**TO DO:** Return the lines where the word "situation" occurs.

━━━━━ EXERCISE MATERIAL ━━━━━

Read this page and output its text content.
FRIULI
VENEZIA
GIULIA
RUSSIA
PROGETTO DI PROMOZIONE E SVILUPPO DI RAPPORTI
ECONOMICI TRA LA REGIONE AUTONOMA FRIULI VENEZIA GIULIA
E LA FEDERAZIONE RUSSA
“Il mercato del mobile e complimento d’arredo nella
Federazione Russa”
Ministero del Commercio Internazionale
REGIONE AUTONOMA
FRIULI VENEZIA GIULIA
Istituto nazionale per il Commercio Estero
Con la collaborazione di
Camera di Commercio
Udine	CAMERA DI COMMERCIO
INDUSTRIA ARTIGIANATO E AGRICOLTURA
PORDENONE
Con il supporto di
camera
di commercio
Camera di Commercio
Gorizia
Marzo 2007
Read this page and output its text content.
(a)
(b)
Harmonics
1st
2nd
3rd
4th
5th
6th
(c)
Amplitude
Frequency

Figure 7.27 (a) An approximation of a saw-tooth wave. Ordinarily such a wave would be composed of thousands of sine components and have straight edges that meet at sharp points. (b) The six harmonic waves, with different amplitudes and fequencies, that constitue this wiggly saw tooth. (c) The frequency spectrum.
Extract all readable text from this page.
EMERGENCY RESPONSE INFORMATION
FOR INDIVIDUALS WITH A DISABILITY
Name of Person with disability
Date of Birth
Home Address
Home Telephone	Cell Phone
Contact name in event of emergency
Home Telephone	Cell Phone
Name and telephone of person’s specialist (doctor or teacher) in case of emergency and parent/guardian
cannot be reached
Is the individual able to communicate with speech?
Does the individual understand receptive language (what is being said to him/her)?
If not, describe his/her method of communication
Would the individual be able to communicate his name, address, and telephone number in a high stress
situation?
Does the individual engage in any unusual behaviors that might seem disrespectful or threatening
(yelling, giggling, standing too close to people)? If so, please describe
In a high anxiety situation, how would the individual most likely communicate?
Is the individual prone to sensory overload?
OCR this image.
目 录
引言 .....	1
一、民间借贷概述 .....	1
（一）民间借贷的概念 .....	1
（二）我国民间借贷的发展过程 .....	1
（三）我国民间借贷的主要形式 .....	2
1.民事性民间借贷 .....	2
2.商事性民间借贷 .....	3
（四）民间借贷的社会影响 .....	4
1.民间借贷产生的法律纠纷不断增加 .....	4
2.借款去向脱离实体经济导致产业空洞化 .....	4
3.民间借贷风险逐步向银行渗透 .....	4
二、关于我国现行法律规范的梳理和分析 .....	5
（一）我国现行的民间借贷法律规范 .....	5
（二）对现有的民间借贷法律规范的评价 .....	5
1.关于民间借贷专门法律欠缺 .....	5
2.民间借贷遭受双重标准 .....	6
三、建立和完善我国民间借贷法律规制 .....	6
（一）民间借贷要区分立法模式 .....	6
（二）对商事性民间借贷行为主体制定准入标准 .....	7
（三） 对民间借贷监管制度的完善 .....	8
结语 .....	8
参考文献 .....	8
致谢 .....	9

━━━━━

**WORKED SOLUTION:**
situation?
In a high anxiety situation, how would the individual most likely communicate?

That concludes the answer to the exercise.